-- START OF Data records --
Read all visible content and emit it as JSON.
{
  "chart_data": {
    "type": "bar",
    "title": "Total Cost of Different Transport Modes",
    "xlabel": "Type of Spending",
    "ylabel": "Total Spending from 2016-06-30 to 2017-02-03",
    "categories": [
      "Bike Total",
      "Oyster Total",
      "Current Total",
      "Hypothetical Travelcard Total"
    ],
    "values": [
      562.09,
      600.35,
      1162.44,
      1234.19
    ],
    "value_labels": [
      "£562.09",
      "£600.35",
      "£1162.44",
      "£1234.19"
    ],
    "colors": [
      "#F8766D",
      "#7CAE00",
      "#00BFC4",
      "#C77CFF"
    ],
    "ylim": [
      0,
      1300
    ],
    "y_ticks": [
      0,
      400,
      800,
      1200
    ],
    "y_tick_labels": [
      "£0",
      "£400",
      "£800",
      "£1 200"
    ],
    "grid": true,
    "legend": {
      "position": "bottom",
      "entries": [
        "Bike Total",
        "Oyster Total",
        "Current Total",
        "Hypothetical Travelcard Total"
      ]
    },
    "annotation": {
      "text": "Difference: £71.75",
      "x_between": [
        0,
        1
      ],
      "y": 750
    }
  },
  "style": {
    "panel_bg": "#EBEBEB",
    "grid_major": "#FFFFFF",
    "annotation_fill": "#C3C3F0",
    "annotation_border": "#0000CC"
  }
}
-- END OF Data records --
--- Exercise description ---
The full set of records should be duplicated exactly.

--- Response to this exercise ---
Read all visible content and emit it as JSON.
{
  "chart_data": {
    "type": "bar",
    "title": "Total Cost of Different Transport Modes",
    "xlabel": "Type of Spending",
    "ylabel": "Total Spending from 2016-06-30 to 2017-02-03",
    "categories": [
      "Bike Total",
      "Oyster Total",
      "Current Total",
      "Hypothetical Travelcard Total"
    ],
    "values": [
      562.09,
      600.35,
      1162.44,
      1234.19
    ],
    "value_labels": [
      "£562.09",
      "£600.35",
      "£1162.44",
      "£1234.19"
    ],
    "colors": [
      "#F8766D",
      "#7CAE00",
      "#00BFC4",
      "#C77CFF"
    ],
    "ylim": [
      0,
      1300
    ],
    "y_ticks": [
      0,
      400,
      800,
      1200
    ],
    "y_tick_labels": [
      "£0",
      "£400",
      "£800",
      "£1 200"
    ],
    "grid": true,
    "legend": {
      "position": "bottom",
      "entries": [
        "Bike Total",
        "Oyster Total",
        "Current Total",
        "Hypothetical Travelcard Total"
      ]
    },
    "annotation": {
      "text": "Difference: £71.75",
      "x_between": [
        0,
        1
      ],
      "y": 750
    }
  },
  "style": {
    "panel_bg": "#EBEBEB",
    "grid_major": "#FFFFFF",
    "annotation_fill": "#C3C3F0",
    "annotation_border": "#0000CC"
  }
}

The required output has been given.